---- Data section
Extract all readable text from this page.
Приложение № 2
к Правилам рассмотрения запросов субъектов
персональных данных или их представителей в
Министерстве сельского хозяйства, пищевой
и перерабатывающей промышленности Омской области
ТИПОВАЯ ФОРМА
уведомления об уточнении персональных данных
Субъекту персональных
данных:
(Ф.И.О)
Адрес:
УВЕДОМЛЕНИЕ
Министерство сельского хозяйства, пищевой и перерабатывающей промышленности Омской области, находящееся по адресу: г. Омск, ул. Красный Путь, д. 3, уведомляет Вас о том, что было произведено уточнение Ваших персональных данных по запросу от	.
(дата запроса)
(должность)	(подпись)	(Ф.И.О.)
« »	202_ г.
--------
* [Job]
Copy every record above exactly as it appears.

* [Answer for the task]
Extract all readable text from this page.
Приложение № 2
к Правилам рассмотрения запросов субъектов
персональных данных или их представителей в
Министерстве сельского хозяйства, пищевой
и перерабатывающей промышленности Омской области
ТИПОВАЯ ФОРМА
уведомления об уточнении персональных данных
Субъекту персональных
данных:
(Ф.И.О)
Адрес:
УВЕДОМЛЕНИЕ
Министерство сельского хозяйства, пищевой и перерабатывающей промышленности Омской области, находящееся по адресу: г. Омск, ул. Красный Путь, д. 3, уведомляет Вас о том, что было произведено уточнение Ваших персональных данных по запросу от	.
(дата запроса)
(должность)	(подпись)	(Ф.И.О.)
« »	202_ г.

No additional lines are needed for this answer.